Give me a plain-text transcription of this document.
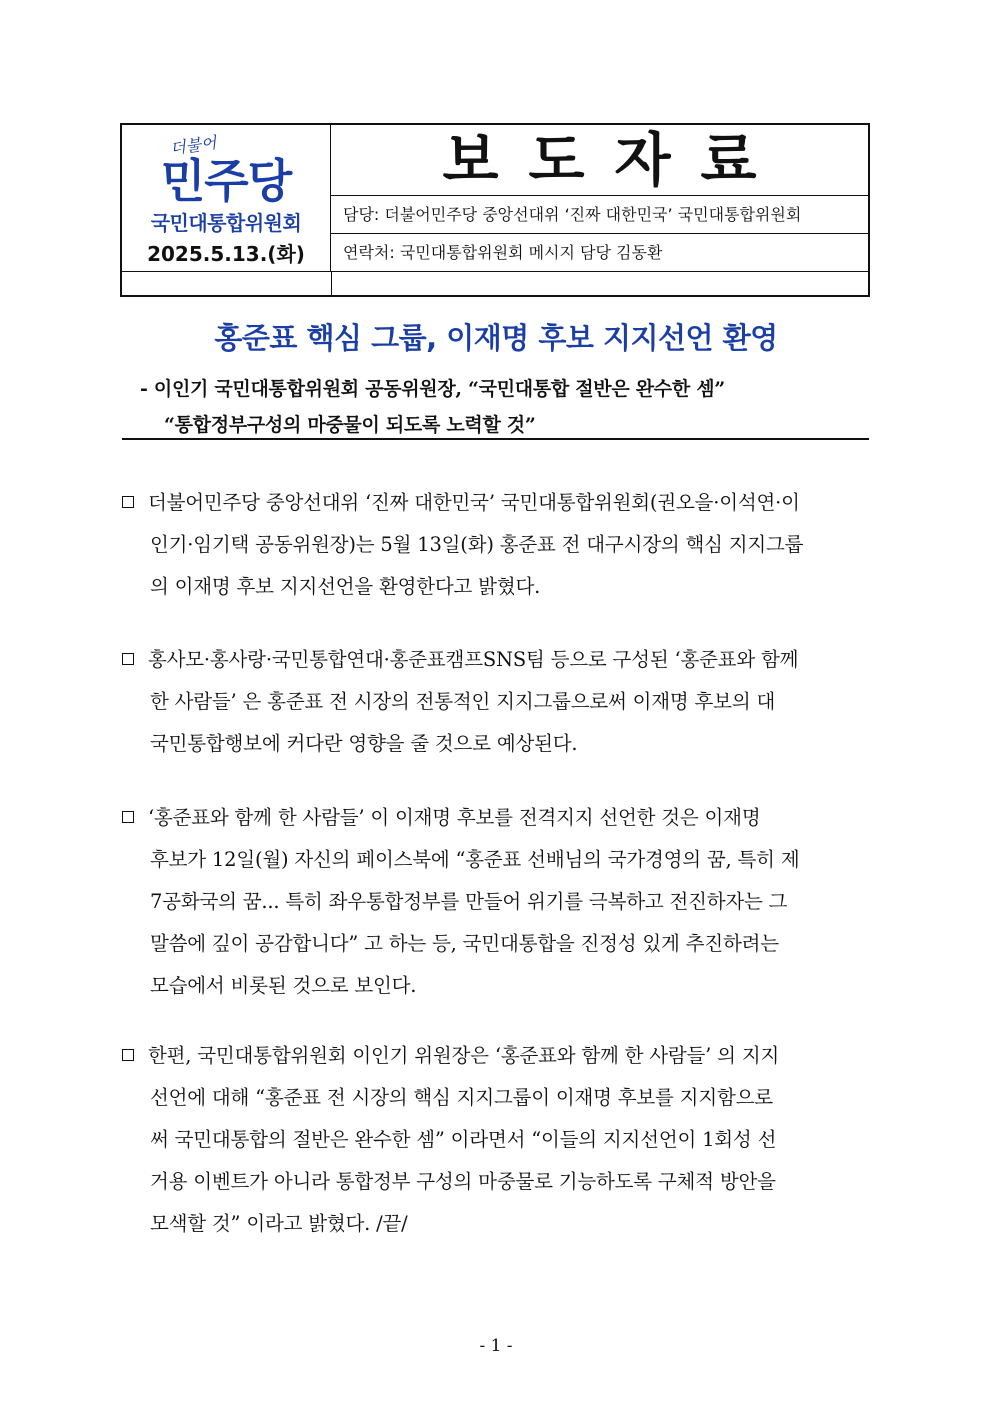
더불어
민주당
국민대통합위원회
2025.5.13.(화)
보도자료
담당: 더불어민주당 중앙선대위 ‘진짜 대한민국’ 국민대통합위원회
연락처: 국민대통합위원회 메시지 담당 김동환
홍준표 핵심 그룹, 이재명 후보 지지선언 환영
- 이인기 국민대통합위원회 공동위원장, “국민대통합 절반은 완수한 셈”
“통합정부구성의 마중물이 되도록 노력할 것”
더불어민주당 중앙선대위 ‘진짜 대한민국’ 국민대통합위원회(권오을·이석연·이
인기·임기택 공동위원장)는 5월 13일(화) 홍준표 전 대구시장의 핵심 지지그룹
의 이재명 후보 지지선언을 환영한다고 밝혔다.
홍사모·홍사랑·국민통합연대·홍준표캠프SNS팀 등으로 구성된 ‘홍준표와 함께
한 사람들’ 은 홍준표 전 시장의 전통적인 지지그룹으로써 이재명 후보의 대
국민통합행보에 커다란 영향을 줄 것으로 예상된다.
‘홍준표와 함께 한 사람들’ 이 이재명 후보를 전격지지 선언한 것은 이재명
후보가 12일(월) 자신의 페이스북에 “홍준표 선배님의 국가경영의 꿈, 특히 제
7공화국의 꿈... 특히 좌우통합정부를 만들어 위기를 극복하고 전진하자는 그
말씀에 깊이 공감합니다” 고 하는 등, 국민대통합을 진정성 있게 추진하려는
모습에서 비롯된 것으로 보인다.
한편, 국민대통합위원회 이인기 위원장은 ‘홍준표와 함께 한 사람들’ 의 지지
선언에 대해 “홍준표 전 시장의 핵심 지지그룹이 이재명 후보를 지지함으로
써 국민대통합의 절반은 완수한 셈” 이라면서 “이들의 지지선언이 1회성 선
거용 이벤트가 아니라 통합정부 구성의 마중물로 기능하도록 구체적 방안을
모색할 것” 이라고 밝혔다. /끝/
- 1 -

#### YOUR GOAL
Identify and copy the lines holding the word "중앙선대위".

#### OUTPUT BELOW
담당: 더불어민주당 중앙선대위 ‘진짜 대한민국’ 국민대통합위원회
더불어민주당 중앙선대위 ‘진짜 대한민국’ 국민대통합위원회(권오을·이석연·이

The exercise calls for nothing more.